# What is required
Transcribe the data that follows precisely, omitting nothing.

# Exercise inputs
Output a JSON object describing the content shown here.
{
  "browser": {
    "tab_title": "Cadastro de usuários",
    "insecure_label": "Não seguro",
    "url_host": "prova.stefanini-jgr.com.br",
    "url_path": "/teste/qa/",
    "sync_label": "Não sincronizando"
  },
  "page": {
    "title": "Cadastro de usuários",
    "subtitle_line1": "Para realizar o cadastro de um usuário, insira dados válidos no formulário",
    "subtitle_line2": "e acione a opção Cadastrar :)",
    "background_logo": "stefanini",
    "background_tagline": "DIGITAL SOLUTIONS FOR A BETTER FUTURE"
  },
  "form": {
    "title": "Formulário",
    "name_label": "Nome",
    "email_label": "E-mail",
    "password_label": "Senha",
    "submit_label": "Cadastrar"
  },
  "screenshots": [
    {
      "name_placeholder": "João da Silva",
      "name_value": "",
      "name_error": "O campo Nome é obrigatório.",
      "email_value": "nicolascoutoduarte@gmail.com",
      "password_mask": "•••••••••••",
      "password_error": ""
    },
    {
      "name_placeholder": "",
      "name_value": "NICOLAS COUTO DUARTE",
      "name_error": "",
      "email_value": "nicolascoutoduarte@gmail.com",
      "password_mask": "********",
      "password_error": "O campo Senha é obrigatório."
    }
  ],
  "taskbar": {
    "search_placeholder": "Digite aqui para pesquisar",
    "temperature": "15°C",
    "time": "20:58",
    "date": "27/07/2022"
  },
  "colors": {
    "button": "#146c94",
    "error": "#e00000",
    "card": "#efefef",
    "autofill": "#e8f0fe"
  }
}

# Expected answer
Output a JSON object describing the content shown here.
{
  "browser": {
    "tab_title": "Cadastro de usuários",
    "insecure_label": "Não seguro",
    "url_host": "prova.stefanini-jgr.com.br",
    "url_path": "/teste/qa/",
    "sync_label": "Não sincronizando"
  },
  "page": {
    "title": "Cadastro de usuários",
    "subtitle_line1": "Para realizar o cadastro de um usuário, insira dados válidos no formulário",
    "subtitle_line2": "e acione a opção Cadastrar :)",
    "background_logo": "stefanini",
    "background_tagline": "DIGITAL SOLUTIONS FOR A BETTER FUTURE"
  },
  "form": {
    "title": "Formulário",
    "name_label": "Nome",
    "email_label": "E-mail",
    "password_label": "Senha",
    "submit_label": "Cadastrar"
  },
  "screenshots": [
    {
      "name_placeholder": "João da Silva",
      "name_value": "",
      "name_error": "O campo Nome é obrigatório.",
      "email_value": "nicolascoutoduarte@gmail.com",
      "password_mask": "•••••••••••",
      "password_error": ""
    },
    {
      "name_placeholder": "",
      "name_value": "NICOLAS COUTO DUARTE",
      "name_error": "",
      "email_value": "nicolascoutoduarte@gmail.com",
      "password_mask": "********",
      "password_error": "O campo Senha é obrigatório."
    }
  ],
  "taskbar": {
    "search_placeholder": "Digite aqui para pesquisar",
    "temperature": "15°C",
    "time": "20:58",
    "date": "27/07/2022"
  },
  "colors": {
    "button": "#146c94",
    "error": "#e00000",
    "card": "#efefef",
    "autofill": "#e8f0fe"
  }
}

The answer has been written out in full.